_What the exercise asks_: Scan the data below for the string "giảm". Show every line where it turns up.

== == ==

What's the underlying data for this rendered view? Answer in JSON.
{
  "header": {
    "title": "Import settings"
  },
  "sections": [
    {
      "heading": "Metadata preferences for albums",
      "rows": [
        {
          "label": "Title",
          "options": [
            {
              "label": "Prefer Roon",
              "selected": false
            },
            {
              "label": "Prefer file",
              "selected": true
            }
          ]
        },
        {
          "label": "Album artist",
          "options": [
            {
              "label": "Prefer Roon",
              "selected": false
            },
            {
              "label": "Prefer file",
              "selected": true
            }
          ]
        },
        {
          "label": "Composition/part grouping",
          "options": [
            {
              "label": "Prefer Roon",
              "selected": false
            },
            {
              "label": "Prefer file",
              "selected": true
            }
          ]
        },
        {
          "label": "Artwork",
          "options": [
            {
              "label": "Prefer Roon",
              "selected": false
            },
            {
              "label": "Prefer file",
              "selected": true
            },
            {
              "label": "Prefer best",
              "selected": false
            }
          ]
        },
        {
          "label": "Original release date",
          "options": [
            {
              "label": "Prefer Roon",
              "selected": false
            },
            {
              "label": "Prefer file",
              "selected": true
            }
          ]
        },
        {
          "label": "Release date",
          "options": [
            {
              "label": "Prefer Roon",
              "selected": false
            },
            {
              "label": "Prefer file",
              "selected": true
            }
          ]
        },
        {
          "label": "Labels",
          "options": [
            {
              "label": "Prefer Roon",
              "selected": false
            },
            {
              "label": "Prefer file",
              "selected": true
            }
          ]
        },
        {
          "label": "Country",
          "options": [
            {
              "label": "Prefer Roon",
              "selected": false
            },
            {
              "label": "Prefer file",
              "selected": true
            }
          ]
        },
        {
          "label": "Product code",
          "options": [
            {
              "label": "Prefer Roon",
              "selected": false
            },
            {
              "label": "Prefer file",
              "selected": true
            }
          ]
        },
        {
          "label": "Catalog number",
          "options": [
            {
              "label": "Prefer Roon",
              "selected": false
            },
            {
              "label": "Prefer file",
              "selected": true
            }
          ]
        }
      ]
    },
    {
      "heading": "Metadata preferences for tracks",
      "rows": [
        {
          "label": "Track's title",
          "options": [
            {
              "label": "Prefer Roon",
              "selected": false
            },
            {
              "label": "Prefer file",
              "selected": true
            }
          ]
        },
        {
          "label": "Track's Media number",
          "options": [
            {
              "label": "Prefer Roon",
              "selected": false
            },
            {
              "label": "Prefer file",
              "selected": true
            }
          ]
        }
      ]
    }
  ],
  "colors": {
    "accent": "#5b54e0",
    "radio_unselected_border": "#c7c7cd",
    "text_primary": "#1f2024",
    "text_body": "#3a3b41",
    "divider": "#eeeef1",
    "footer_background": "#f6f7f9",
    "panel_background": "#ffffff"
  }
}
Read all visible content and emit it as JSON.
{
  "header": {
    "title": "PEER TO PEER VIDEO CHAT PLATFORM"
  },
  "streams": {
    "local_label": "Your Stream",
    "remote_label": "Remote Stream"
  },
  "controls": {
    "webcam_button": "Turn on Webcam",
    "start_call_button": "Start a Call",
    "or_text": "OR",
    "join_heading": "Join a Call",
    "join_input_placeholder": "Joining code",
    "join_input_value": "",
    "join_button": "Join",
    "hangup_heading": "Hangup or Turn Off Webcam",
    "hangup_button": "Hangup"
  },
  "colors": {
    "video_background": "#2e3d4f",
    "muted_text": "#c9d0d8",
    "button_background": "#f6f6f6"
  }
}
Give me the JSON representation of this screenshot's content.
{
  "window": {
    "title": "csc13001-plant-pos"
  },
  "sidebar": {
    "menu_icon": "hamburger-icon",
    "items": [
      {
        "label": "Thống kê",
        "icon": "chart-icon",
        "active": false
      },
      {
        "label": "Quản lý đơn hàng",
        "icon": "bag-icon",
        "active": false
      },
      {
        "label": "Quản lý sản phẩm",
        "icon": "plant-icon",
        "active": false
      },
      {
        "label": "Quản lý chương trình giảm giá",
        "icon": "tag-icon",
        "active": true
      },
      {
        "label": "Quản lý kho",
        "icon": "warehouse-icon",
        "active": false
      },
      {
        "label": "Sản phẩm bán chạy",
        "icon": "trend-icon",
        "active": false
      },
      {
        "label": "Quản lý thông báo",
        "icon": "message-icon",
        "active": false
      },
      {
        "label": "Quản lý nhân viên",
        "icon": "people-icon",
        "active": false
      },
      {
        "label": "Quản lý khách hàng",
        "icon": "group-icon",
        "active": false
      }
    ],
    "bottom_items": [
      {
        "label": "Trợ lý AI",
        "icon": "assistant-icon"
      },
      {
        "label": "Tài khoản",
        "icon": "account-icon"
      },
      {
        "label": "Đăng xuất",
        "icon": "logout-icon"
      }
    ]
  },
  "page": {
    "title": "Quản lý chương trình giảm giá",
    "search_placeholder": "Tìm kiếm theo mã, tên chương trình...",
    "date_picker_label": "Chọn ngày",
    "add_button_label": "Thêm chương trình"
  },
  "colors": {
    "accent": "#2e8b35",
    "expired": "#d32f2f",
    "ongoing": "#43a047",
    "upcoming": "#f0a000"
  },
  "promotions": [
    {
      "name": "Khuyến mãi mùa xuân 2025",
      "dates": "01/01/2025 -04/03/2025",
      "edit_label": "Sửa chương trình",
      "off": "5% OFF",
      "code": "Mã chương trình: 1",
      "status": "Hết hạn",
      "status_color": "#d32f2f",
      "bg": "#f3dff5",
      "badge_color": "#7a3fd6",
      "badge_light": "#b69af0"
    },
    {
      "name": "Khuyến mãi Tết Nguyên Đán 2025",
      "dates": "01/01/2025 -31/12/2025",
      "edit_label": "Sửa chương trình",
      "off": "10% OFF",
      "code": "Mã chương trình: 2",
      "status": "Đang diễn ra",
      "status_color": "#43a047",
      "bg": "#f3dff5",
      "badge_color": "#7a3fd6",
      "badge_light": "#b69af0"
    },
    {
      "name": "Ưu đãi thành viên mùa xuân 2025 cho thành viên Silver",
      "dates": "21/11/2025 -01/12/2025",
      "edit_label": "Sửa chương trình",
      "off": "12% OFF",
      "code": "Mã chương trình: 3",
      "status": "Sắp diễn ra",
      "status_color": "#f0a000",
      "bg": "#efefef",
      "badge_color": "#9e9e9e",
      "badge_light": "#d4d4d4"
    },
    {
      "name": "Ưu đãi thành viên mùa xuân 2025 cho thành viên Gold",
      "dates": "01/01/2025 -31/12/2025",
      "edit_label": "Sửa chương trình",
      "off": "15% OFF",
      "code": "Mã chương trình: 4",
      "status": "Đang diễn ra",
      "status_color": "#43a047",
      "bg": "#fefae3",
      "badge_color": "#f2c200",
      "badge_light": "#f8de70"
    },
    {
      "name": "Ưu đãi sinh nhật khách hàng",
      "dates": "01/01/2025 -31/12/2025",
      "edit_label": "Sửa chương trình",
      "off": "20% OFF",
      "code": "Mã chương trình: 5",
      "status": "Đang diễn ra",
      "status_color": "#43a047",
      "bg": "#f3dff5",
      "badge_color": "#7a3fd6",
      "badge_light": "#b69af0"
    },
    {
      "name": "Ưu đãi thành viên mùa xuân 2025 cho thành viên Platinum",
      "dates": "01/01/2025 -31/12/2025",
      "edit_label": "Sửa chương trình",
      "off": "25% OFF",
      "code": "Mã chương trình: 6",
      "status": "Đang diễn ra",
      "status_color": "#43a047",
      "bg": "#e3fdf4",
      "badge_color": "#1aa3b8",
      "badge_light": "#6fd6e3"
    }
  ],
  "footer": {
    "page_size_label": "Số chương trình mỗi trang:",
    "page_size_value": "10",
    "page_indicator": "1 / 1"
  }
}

== == ==

_Completed task_:
        "label": "Quản lý chương trình giảm giá",
    "title": "Quản lý chương trình giảm giá",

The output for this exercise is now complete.